══ Data for the task ══
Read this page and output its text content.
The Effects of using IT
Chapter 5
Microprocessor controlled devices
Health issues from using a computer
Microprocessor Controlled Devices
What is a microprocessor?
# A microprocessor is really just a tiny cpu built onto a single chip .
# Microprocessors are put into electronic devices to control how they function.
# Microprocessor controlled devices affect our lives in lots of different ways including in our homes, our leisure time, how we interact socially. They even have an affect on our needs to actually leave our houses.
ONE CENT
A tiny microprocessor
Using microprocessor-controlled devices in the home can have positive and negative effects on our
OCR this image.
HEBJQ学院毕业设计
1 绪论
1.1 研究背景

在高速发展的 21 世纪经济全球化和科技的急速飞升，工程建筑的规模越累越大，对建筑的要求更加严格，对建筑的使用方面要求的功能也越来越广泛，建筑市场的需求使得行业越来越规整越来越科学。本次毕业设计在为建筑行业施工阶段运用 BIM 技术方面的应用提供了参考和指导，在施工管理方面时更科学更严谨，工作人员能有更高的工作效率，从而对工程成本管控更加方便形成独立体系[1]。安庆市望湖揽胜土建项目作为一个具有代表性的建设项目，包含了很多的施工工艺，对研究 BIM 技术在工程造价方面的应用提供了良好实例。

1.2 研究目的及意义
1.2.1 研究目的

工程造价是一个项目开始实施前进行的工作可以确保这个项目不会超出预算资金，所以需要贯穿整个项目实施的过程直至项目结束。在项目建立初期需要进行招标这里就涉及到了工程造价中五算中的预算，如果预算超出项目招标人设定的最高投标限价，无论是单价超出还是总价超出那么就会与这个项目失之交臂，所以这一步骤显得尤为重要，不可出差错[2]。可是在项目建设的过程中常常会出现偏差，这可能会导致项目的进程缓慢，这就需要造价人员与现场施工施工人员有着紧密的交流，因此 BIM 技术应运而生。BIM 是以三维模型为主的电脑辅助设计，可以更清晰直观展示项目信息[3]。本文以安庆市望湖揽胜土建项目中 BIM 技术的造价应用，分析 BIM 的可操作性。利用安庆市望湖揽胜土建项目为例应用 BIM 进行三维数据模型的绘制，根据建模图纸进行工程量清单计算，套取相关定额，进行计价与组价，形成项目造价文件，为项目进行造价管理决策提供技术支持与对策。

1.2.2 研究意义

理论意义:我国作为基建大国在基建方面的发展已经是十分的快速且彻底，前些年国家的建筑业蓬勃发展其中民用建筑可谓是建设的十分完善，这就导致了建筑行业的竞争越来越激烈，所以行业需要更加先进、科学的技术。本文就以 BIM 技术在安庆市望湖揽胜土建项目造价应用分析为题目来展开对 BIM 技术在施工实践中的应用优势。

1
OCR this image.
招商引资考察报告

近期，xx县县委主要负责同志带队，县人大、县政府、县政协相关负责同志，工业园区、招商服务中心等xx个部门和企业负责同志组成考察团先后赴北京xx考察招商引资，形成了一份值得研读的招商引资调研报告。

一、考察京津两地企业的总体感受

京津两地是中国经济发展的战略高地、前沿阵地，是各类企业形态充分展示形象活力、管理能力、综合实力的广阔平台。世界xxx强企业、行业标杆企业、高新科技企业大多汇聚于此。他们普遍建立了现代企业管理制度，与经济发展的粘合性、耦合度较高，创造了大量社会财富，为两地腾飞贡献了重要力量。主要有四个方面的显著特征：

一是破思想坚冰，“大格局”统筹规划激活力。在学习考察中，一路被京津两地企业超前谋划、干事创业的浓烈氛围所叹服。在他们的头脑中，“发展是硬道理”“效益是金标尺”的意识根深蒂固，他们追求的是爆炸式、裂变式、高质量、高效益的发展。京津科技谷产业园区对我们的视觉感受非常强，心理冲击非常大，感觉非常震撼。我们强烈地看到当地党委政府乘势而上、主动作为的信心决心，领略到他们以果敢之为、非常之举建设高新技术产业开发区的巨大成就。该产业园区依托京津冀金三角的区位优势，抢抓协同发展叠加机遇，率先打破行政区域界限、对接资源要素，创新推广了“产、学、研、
═══
### Problem description
Restate each record exactly as written.

### Output below
Read this page and output its text content.
The Effects of using IT
Chapter 5
Microprocessor controlled devices
Health issues from using a computer
Microprocessor Controlled Devices
What is a microprocessor?
# A microprocessor is really just a tiny cpu built onto a single chip .
# Microprocessors are put into electronic devices to control how they function.
# Microprocessor controlled devices affect our lives in lots of different ways including in our homes, our leisure time, how we interact socially. They even have an affect on our needs to actually leave our houses.
ONE CENT
A tiny microprocessor
Using microprocessor-controlled devices in the home can have positive and negative effects on our
OCR this image.
HEBJQ学院毕业设计
1 绪论
1.1 研究背景

在高速发展的 21 世纪经济全球化和科技的急速飞升，工程建筑的规模越累越大，对建筑的要求更加严格，对建筑的使用方面要求的功能也越来越广泛，建筑市场的需求使得行业越来越规整越来越科学。本次毕业设计在为建筑行业施工阶段运用 BIM 技术方面的应用提供了参考和指导，在施工管理方面时更科学更严谨，工作人员能有更高的工作效率，从而对工程成本管控更加方便形成独立体系[1]。安庆市望湖揽胜土建项目作为一个具有代表性的建设项目，包含了很多的施工工艺，对研究 BIM 技术在工程造价方面的应用提供了良好实例。

1.2 研究目的及意义
1.2.1 研究目的

工程造价是一个项目开始实施前进行的工作可以确保这个项目不会超出预算资金，所以需要贯穿整个项目实施的过程直至项目结束。在项目建立初期需要进行招标这里就涉及到了工程造价中五算中的预算，如果预算超出项目招标人设定的最高投标限价，无论是单价超出还是总价超出那么就会与这个项目失之交臂，所以这一步骤显得尤为重要，不可出差错[2]。可是在项目建设的过程中常常会出现偏差，这可能会导致项目的进程缓慢，这就需要造价人员与现场施工施工人员有着紧密的交流，因此 BIM 技术应运而生。BIM 是以三维模型为主的电脑辅助设计，可以更清晰直观展示项目信息[3]。本文以安庆市望湖揽胜土建项目中 BIM 技术的造价应用，分析 BIM 的可操作性。利用安庆市望湖揽胜土建项目为例应用 BIM 进行三维数据模型的绘制，根据建模图纸进行工程量清单计算，套取相关定额，进行计价与组价，形成项目造价文件，为项目进行造价管理决策提供技术支持与对策。

1.2.2 研究意义

理论意义:我国作为基建大国在基建方面的发展已经是十分的快速且彻底，前些年国家的建筑业蓬勃发展其中民用建筑可谓是建设的十分完善，这就导致了建筑行业的竞争越来越激烈，所以行业需要更加先进、科学的技术。本文就以 BIM 技术在安庆市望湖揽胜土建项目造价应用分析为题目来展开对 BIM 技术在施工实践中的应用优势。

1
OCR this image.
招商引资考察报告

近期，xx县县委主要负责同志带队，县人大、县政府、县政协相关负责同志，工业园区、招商服务中心等xx个部门和企业负责同志组成考察团先后赴北京xx考察招商引资，形成了一份值得研读的招商引资调研报告。

一、考察京津两地企业的总体感受

京津两地是中国经济发展的战略高地、前沿阵地，是各类企业形态充分展示形象活力、管理能力、综合实力的广阔平台。世界xxx强企业、行业标杆企业、高新科技企业大多汇聚于此。他们普遍建立了现代企业管理制度，与经济发展的粘合性、耦合度较高，创造了大量社会财富，为两地腾飞贡献了重要力量。主要有四个方面的显著特征：

一是破思想坚冰，“大格局”统筹规划激活力。在学习考察中，一路被京津两地企业超前谋划、干事创业的浓烈氛围所叹服。在他们的头脑中，“发展是硬道理”“效益是金标尺”的意识根深蒂固，他们追求的是爆炸式、裂变式、高质量、高效益的发展。京津科技谷产业园区对我们的视觉感受非常强，心理冲击非常大，感觉非常震撼。我们强烈地看到当地党委政府乘势而上、主动作为的信心决心，领略到他们以果敢之为、非常之举建设高新技术产业开发区的巨大成就。该产业园区依托京津冀金三角的区位优势，抢抓协同发展叠加机遇，率先打破行政区域界限、对接资源要素，创新推广了“产、学、研、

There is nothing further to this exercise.